- _WHAT NEEDS TO BE DONE_
Your task is to give the data again, exactly, with every line intact.

++++++++++++++++++++

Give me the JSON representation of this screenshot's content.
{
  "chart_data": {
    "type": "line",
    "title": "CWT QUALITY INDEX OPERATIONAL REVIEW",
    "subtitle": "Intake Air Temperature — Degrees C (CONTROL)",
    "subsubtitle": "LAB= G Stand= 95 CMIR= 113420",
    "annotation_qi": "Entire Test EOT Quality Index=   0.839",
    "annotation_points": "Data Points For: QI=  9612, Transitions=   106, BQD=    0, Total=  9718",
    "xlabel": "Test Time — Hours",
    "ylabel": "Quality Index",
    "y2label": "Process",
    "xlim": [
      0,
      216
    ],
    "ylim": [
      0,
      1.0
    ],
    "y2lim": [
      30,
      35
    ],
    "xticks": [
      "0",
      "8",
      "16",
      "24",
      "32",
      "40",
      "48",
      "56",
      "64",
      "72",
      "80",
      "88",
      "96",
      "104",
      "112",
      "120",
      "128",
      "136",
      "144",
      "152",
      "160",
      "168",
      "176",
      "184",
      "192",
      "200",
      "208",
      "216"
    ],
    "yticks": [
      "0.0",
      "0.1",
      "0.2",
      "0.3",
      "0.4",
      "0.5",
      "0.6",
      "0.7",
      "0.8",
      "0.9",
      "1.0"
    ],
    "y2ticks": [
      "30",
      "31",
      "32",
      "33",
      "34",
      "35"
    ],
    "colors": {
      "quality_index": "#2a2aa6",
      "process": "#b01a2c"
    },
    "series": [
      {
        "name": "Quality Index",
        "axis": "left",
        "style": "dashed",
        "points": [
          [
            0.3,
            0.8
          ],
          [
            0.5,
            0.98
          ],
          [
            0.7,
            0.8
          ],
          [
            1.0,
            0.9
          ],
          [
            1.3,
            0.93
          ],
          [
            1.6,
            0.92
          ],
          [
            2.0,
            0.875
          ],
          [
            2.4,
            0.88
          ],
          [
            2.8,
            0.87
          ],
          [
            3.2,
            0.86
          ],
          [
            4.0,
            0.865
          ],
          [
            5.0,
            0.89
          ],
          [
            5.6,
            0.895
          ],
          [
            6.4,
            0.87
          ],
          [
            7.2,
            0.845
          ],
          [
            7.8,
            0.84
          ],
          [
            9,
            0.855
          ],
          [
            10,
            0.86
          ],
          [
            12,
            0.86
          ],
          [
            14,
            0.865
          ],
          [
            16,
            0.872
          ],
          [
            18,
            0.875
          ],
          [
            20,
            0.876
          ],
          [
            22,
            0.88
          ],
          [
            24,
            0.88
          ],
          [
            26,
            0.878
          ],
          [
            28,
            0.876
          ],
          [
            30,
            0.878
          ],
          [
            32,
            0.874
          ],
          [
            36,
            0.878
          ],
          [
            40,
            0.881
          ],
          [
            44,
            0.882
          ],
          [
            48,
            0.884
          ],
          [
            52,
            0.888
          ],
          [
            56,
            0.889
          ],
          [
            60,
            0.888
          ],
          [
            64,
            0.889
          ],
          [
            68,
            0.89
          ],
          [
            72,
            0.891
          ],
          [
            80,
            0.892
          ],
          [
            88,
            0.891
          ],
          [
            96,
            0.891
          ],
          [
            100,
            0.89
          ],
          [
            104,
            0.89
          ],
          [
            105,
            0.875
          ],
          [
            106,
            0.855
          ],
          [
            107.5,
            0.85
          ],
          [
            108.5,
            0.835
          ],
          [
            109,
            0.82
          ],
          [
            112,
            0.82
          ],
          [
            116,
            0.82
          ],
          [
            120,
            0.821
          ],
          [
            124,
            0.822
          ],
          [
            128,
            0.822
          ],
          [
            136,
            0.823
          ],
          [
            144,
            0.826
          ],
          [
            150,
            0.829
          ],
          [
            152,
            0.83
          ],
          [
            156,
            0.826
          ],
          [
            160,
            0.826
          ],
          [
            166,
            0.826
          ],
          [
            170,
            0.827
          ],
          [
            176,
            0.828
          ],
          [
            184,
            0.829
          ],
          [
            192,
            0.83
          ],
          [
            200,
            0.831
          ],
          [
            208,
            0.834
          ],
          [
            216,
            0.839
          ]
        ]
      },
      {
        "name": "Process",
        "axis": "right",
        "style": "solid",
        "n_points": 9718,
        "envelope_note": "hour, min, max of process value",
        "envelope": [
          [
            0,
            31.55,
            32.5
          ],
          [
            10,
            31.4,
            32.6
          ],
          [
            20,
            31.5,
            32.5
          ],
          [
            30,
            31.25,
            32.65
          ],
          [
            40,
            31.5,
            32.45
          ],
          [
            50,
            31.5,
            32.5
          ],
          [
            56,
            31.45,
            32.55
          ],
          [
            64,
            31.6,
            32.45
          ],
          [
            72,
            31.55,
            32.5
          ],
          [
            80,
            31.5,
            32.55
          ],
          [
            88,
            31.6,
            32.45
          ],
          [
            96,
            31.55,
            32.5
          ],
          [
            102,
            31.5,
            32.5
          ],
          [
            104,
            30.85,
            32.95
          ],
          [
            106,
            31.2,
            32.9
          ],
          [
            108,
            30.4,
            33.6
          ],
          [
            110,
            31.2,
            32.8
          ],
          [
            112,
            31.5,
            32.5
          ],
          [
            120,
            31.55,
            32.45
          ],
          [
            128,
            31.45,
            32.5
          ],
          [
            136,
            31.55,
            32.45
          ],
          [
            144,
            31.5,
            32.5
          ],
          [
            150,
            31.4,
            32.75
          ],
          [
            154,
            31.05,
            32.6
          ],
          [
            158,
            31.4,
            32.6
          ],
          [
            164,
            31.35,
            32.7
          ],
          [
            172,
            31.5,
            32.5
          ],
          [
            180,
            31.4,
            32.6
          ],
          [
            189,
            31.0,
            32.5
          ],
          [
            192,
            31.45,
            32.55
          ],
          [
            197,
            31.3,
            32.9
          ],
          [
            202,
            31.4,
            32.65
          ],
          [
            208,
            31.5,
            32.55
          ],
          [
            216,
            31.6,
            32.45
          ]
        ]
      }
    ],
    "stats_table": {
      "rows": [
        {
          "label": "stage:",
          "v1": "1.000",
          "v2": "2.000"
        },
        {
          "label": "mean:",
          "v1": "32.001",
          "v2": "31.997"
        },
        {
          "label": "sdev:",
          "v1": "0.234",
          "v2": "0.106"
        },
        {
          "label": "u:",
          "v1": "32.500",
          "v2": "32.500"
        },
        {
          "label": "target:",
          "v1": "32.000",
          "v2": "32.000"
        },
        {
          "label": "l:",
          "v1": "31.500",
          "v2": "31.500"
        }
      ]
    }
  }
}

++++++++++++++++++++

- _RESULT FOR THIS TASK_
Give me the JSON representation of this screenshot's content.
{
  "chart_data": {
    "type": "line",
    "title": "CWT QUALITY INDEX OPERATIONAL REVIEW",
    "subtitle": "Intake Air Temperature — Degrees C (CONTROL)",
    "subsubtitle": "LAB= G Stand= 95 CMIR= 113420",
    "annotation_qi": "Entire Test EOT Quality Index=   0.839",
    "annotation_points": "Data Points For: QI=  9612, Transitions=   106, BQD=    0, Total=  9718",
    "xlabel": "Test Time — Hours",
    "ylabel": "Quality Index",
    "y2label": "Process",
    "xlim": [
      0,
      216
    ],
    "ylim": [
      0,
      1.0
    ],
    "y2lim": [
      30,
      35
    ],
    "xticks": [
      "0",
      "8",
      "16",
      "24",
      "32",
      "40",
      "48",
      "56",
      "64",
      "72",
      "80",
      "88",
      "96",
      "104",
      "112",
      "120",
      "128",
      "136",
      "144",
      "152",
      "160",
      "168",
      "176",
      "184",
      "192",
      "200",
      "208",
      "216"
    ],
    "yticks": [
      "0.0",
      "0.1",
      "0.2",
      "0.3",
      "0.4",
      "0.5",
      "0.6",
      "0.7",
      "0.8",
      "0.9",
      "1.0"
    ],
    "y2ticks": [
      "30",
      "31",
      "32",
      "33",
      "34",
      "35"
    ],
    "colors": {
      "quality_index": "#2a2aa6",
      "process": "#b01a2c"
    },
    "series": [
      {
        "name": "Quality Index",
        "axis": "left",
        "style": "dashed",
        "points": [
          [
            0.3,
            0.8
          ],
          [
            0.5,
            0.98
          ],
          [
            0.7,
            0.8
          ],
          [
            1.0,
            0.9
          ],
          [
            1.3,
            0.93
          ],
          [
            1.6,
            0.92
          ],
          [
            2.0,
            0.875
          ],
          [
            2.4,
            0.88
          ],
          [
            2.8,
            0.87
          ],
          [
            3.2,
            0.86
          ],
          [
            4.0,
            0.865
          ],
          [
            5.0,
            0.89
          ],
          [
            5.6,
            0.895
          ],
          [
            6.4,
            0.87
          ],
          [
            7.2,
            0.845
          ],
          [
            7.8,
            0.84
          ],
          [
            9,
            0.855
          ],
          [
            10,
            0.86
          ],
          [
            12,
            0.86
          ],
          [
            14,
            0.865
          ],
          [
            16,
            0.872
          ],
          [
            18,
            0.875
          ],
          [
            20,
            0.876
          ],
          [
            22,
            0.88
          ],
          [
            24,
            0.88
          ],
          [
            26,
            0.878
          ],
          [
            28,
            0.876
          ],
          [
            30,
            0.878
          ],
          [
            32,
            0.874
          ],
          [
            36,
            0.878
          ],
          [
            40,
            0.881
          ],
          [
            44,
            0.882
          ],
          [
            48,
            0.884
          ],
          [
            52,
            0.888
          ],
          [
            56,
            0.889
          ],
          [
            60,
            0.888
          ],
          [
            64,
            0.889
          ],
          [
            68,
            0.89
          ],
          [
            72,
            0.891
          ],
          [
            80,
            0.892
          ],
          [
            88,
            0.891
          ],
          [
            96,
            0.891
          ],
          [
            100,
            0.89
          ],
          [
            104,
            0.89
          ],
          [
            105,
            0.875
          ],
          [
            106,
            0.855
          ],
          [
            107.5,
            0.85
          ],
          [
            108.5,
            0.835
          ],
          [
            109,
            0.82
          ],
          [
            112,
            0.82
          ],
          [
            116,
            0.82
          ],
          [
            120,
            0.821
          ],
          [
            124,
            0.822
          ],
          [
            128,
            0.822
          ],
          [
            136,
            0.823
          ],
          [
            144,
            0.826
          ],
          [
            150,
            0.829
          ],
          [
            152,
            0.83
          ],
          [
            156,
            0.826
          ],
          [
            160,
            0.826
          ],
          [
            166,
            0.826
          ],
          [
            170,
            0.827
          ],
          [
            176,
            0.828
          ],
          [
            184,
            0.829
          ],
          [
            192,
            0.83
          ],
          [
            200,
            0.831
          ],
          [
            208,
            0.834
          ],
          [
            216,
            0.839
          ]
        ]
      },
      {
        "name": "Process",
        "axis": "right",
        "style": "solid",
        "n_points": 9718,
        "envelope_note": "hour, min, max of process value",
        "envelope": [
          [
            0,
            31.55,
            32.5
          ],
          [
            10,
            31.4,
            32.6
          ],
          [
            20,
            31.5,
            32.5
          ],
          [
            30,
            31.25,
            32.65
          ],
          [
            40,
            31.5,
            32.45
          ],
          [
            50,
            31.5,
            32.5
          ],
          [
            56,
            31.45,
            32.55
          ],
          [
            64,
            31.6,
            32.45
          ],
          [
            72,
            31.55,
            32.5
          ],
          [
            80,
            31.5,
            32.55
          ],
          [
            88,
            31.6,
            32.45
          ],
          [
            96,
            31.55,
            32.5
          ],
          [
            102,
            31.5,
            32.5
          ],
          [
            104,
            30.85,
            32.95
          ],
          [
            106,
            31.2,
            32.9
          ],
          [
            108,
            30.4,
            33.6
          ],
          [
            110,
            31.2,
            32.8
          ],
          [
            112,
            31.5,
            32.5
          ],
          [
            120,
            31.55,
            32.45
          ],
          [
            128,
            31.45,
            32.5
          ],
          [
            136,
            31.55,
            32.45
          ],
          [
            144,
            31.5,
            32.5
          ],
          [
            150,
            31.4,
            32.75
          ],
          [
            154,
            31.05,
            32.6
          ],
          [
            158,
            31.4,
            32.6
          ],
          [
            164,
            31.35,
            32.7
          ],
          [
            172,
            31.5,
            32.5
          ],
          [
            180,
            31.4,
            32.6
          ],
          [
            189,
            31.0,
            32.5
          ],
          [
            192,
            31.45,
            32.55
          ],
          [
            197,
            31.3,
            32.9
          ],
          [
            202,
            31.4,
            32.65
          ],
          [
            208,
            31.5,
            32.55
          ],
          [
            216,
            31.6,
            32.45
          ]
        ]
      }
    ],
    "stats_table": {
      "rows": [
        {
          "label": "stage:",
          "v1": "1.000",
          "v2": "2.000"
        },
        {
          "label": "mean:",
          "v1": "32.001",
          "v2": "31.997"
        },
        {
          "label": "sdev:",
          "v1": "0.234",
          "v2": "0.106"
        },
        {
          "label": "u:",
          "v1": "32.500",
          "v2": "32.500"
        },
        {
          "label": "target:",
          "v1": "32.000",
          "v2": "32.000"
        },
        {
          "label": "l:",
          "v1": "31.500",
          "v2": "31.500"
        }
      ]
    }
  }
}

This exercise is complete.